▶ [Page extract]:
— begin —

I started my own forest ecosystem project on Sunday 27 June 2017. I went up into the forest on Table Mountain with my mom. She is 86 and I'm trying to keep alive her memories of her thirty years as a green activist, in which
she first compiled lists of plants growing on the scrubby dry west coast, and then fought to protect the indigenous Afro-montane forest on Table Mountain and started a wild tree nursery. During the process she met other forest activists from this continent, from Kenya, who were also fired up about protecting our African forests, as well as forest ecologists from Europe who studied our forests and provided regeneration guidelines.
I am an eco blogger and I'm working with my mother on the future project of my dreams as a gardener: teaching the people of South Africa how to recreate the lost vegetation of our glorious Cape Floral Kingdom in home gardens, school and library gardens.
My mother wanted to show me a forest pocket that she believed I would find particularly instructive in my current trajectory of developing green ideas. This is my first baby step in trying to accomplish the goal of making knowledge about forest regeneration popular and start not just one but a regenerating forest ecosystem project at every public building in the Cape.
We walked up to a boulder field, or a wash, of fist sized pebbles which may have been deposited after a storm. The forest grows here on a sea of small boulders. I will include very perfunctory and initial observations, which may be useful all around the world to people wanting to establish forest on boulder or pebble deposits especially in Mediterranean regions. The soil between the rocks is scant, and reddish and sandy, degraded shales which have washed down.
This pocket forest is one site of a series located on an educational trail called the Littlewort Trail, for which my mom wrote a guide many years ago. The area is a mix of alien forest trees planted during the colonial era, indigenous trees planted more recently, but without sound ecological principles, as the knowledge was not then available, some recent plantings after the input of more knowledge into forest regeneration, and forest that has regrown all on its own. It is a kind of laboratory of forest regeneration, and has been used as a locality for many a school forest ecosystem project, though my mom doesn’t take out school tours anymore. She remembers the joy it gave her to show enthusiastic learners who had never been in the forest, what a wonderful rich and complex thing it was. She did all of this without any financial reward, and has never put all her knowledge down on paper, and I hope to accomplish some of this recording, if I have not left it too late.
This grove shows how a forest can regenerate from open shrub land. During recorded history, the whole area was stripped of trees. The multi-stemmed trees have formed an over canopy well above head height, with ‘curtains’ of foliage coming down to the ground, so that the open space on the interior of the grove has a sheltered microclimate, with more stable humidity, constant half shade, and humus from dropping leaves, constituting a little, sheltered forest ecosystem.
The little grove consists mostly of Olinea ventosa, a canopy tree in the Afromontaine forest.

— end —

▶ [Material provided]:
— begin —

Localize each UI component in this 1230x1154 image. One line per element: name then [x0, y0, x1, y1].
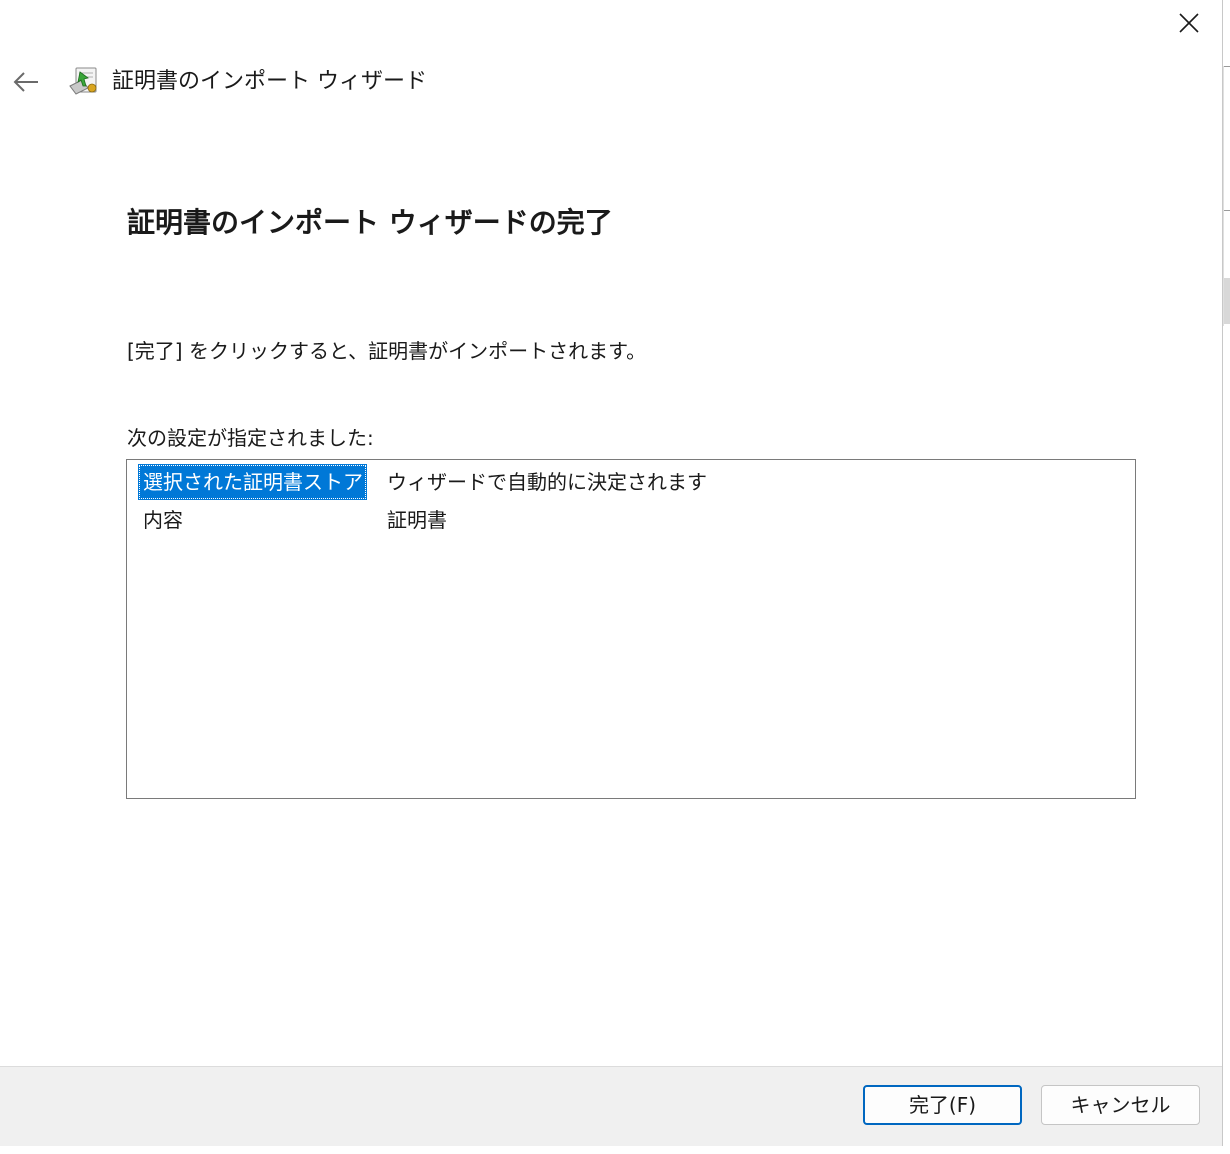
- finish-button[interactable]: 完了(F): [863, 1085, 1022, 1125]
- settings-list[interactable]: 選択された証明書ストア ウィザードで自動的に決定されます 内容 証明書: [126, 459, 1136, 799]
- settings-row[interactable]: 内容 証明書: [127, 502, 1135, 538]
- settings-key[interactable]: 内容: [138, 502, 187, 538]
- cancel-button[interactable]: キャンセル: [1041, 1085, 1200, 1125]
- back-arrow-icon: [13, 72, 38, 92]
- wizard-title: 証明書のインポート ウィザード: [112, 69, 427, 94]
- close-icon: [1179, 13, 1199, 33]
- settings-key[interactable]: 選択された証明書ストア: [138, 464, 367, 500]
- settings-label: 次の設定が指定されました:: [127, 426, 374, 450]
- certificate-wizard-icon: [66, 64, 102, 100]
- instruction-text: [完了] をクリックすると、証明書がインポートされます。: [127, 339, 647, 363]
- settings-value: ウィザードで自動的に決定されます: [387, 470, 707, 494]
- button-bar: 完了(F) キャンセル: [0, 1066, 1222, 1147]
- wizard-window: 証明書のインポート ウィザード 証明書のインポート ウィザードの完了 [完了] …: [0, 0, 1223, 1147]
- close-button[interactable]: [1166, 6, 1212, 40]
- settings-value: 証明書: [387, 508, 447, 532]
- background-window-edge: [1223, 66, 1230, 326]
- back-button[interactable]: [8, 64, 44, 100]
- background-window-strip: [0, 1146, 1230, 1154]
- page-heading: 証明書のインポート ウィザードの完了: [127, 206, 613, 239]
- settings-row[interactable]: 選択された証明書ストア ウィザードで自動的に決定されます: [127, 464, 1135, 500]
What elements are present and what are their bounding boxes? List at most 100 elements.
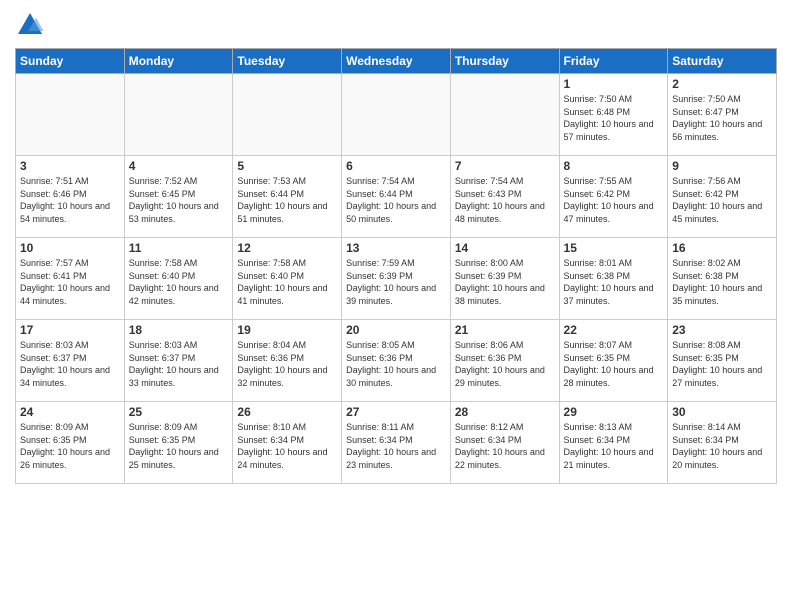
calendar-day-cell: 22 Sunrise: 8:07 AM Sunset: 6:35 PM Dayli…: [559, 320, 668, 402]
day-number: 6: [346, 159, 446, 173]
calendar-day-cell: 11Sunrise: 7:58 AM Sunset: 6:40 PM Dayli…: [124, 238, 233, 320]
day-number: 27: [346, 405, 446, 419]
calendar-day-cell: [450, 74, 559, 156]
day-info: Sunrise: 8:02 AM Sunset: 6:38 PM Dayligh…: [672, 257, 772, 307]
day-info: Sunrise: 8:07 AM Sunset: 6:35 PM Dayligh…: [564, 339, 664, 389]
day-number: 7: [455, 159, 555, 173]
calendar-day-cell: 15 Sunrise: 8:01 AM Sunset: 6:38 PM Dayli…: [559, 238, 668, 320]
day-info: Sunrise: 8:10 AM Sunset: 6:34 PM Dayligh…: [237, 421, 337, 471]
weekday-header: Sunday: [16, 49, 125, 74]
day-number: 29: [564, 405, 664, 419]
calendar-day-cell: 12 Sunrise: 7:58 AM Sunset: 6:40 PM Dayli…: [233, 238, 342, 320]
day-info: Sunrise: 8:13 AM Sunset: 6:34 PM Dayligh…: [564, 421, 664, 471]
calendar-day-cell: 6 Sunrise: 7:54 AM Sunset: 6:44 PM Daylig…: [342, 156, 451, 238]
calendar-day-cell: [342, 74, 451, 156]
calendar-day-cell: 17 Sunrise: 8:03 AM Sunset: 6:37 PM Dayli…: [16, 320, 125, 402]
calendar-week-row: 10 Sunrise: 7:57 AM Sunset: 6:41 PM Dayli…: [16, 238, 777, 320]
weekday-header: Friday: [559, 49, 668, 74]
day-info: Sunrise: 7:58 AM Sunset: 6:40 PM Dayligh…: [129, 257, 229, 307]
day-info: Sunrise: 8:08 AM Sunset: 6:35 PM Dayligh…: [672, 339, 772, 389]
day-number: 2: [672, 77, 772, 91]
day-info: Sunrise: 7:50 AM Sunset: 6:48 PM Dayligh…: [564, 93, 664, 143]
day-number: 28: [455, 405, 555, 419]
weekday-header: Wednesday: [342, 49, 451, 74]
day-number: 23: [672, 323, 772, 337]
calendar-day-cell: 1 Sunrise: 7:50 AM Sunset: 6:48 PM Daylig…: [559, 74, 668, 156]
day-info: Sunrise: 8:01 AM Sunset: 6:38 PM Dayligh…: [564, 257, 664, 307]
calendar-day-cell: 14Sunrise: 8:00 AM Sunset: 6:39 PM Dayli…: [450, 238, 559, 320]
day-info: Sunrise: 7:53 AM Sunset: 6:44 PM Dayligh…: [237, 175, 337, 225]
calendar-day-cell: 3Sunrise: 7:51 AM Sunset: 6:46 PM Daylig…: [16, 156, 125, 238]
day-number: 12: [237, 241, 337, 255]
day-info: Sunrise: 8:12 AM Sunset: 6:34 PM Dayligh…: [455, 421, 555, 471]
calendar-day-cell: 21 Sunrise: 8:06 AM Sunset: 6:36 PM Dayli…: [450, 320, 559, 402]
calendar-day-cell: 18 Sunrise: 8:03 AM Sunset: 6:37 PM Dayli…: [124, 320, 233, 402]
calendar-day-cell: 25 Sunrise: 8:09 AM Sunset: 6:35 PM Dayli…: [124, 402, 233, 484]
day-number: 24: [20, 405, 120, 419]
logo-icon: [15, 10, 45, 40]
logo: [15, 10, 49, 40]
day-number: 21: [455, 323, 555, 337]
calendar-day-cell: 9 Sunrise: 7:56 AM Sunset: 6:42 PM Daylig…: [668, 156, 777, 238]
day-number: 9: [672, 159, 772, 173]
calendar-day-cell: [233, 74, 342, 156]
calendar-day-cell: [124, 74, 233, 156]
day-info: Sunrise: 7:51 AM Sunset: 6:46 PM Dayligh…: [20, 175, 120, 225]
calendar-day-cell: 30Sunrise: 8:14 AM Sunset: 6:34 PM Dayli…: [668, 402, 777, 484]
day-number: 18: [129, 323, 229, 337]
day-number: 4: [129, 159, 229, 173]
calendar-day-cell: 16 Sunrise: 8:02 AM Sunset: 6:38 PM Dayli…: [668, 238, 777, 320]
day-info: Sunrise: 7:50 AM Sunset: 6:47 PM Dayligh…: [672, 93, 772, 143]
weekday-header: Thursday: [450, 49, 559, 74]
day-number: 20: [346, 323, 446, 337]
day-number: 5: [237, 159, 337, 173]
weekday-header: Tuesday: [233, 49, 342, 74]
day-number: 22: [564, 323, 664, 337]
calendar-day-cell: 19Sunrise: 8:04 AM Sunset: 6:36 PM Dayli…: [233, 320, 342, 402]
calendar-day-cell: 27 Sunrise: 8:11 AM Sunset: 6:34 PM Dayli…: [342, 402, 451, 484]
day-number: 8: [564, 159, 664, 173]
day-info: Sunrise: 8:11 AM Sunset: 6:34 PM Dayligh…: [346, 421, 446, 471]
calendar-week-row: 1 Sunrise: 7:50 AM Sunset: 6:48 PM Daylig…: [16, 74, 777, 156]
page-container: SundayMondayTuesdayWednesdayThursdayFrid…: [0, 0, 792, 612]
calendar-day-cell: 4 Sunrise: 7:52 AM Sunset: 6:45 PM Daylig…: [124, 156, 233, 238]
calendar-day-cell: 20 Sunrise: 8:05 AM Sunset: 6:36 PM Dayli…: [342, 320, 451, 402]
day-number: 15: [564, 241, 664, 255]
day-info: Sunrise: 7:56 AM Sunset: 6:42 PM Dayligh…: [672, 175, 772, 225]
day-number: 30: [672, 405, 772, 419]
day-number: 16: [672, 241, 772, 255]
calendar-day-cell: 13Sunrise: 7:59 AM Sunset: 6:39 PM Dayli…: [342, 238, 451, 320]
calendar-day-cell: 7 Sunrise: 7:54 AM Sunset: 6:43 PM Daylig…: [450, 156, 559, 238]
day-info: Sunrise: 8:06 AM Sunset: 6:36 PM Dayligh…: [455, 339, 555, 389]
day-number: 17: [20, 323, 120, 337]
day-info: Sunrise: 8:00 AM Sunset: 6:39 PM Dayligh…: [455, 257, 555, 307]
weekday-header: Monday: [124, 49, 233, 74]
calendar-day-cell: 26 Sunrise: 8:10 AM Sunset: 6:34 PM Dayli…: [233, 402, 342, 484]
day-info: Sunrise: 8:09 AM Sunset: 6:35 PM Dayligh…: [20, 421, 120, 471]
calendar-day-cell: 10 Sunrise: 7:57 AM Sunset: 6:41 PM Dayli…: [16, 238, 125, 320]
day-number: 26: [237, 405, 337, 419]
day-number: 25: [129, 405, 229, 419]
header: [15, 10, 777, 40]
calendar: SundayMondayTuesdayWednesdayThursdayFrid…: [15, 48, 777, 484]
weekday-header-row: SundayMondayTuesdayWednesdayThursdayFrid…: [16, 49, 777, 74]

— end —

▶ [Written exercise A]:
Replace "scant" with "sparse" in the part of the forest project text that opens with the words containing "We walked up" and closes with "have washed down.", and write that part out again with the change.
▶ [Written exercise B]:
Copy the rows word for word, from the very first row through the line containing "What elements are", both ends included, and leave out the pictures.

▶ [Final answer A]:
We walked up to a boulder field, or a wash, of fist sized pebbles which may have been deposited after a storm. The forest grows here on a sea of small boulders. I will include very perfunctory and initial observations, which may be useful all around the world to people wanting to establish forest on boulder or pebble deposits especially in Mediterranean regions. The soil between the rocks is sparse, and reddish and sandy, degraded shales which have washed down.

▶ [Final answer B]:
Localize each UI component in this 1230x1154 image. One line per element: name then [x0, y0, x1, y1].
- finish-button[interactable]: 完了(F): [863, 1085, 1022, 1125]
- settings-list[interactable]: 選択された証明書ストア ウィザードで自動的に決定されます 内容 証明書: [126, 459, 1136, 799]
- settings-row[interactable]: 内容 証明書: [127, 502, 1135, 538]
- settings-key[interactable]: 内容: [138, 502, 187, 538]
- cancel-button[interactable]: キャンセル: [1041, 1085, 1200, 1125]
- back-arrow-icon: [13, 72, 38, 92]
- wizard-title: 証明書のインポート ウィザード: [112, 69, 427, 94]
- close-icon: [1179, 13, 1199, 33]
- settings-key[interactable]: 選択された証明書ストア: [138, 464, 367, 500]
- settings-label: 次の設定が指定されました:: [127, 426, 374, 450]
- certificate-wizard-icon: [66, 64, 102, 100]
- instruction-text: [完了] をクリックすると、証明書がインポートされます。: [127, 339, 647, 363]
- settings-value: ウィザードで自動的に決定されます: [387, 470, 707, 494]
- button-bar: 完了(F) キャンセル: [0, 1066, 1222, 1147]
- wizard-window: 証明書のインポート ウィザード 証明書のインポート ウィザードの完了 [完了] …: [0, 0, 1223, 1147]
- close-button[interactable]: [1166, 6, 1212, 40]
- settings-value: 証明書: [387, 508, 447, 532]
- background-window-edge: [1223, 66, 1230, 326]
- back-button[interactable]: [8, 64, 44, 100]
- background-window-strip: [0, 1146, 1230, 1154]
- page-heading: 証明書のインポート ウィザードの完了: [127, 206, 613, 239]
- settings-row[interactable]: 選択された証明書ストア ウィザードで自動的に決定されます: [127, 464, 1135, 500]
What elements are present and what are their bounding boxes? List at most 100 elements.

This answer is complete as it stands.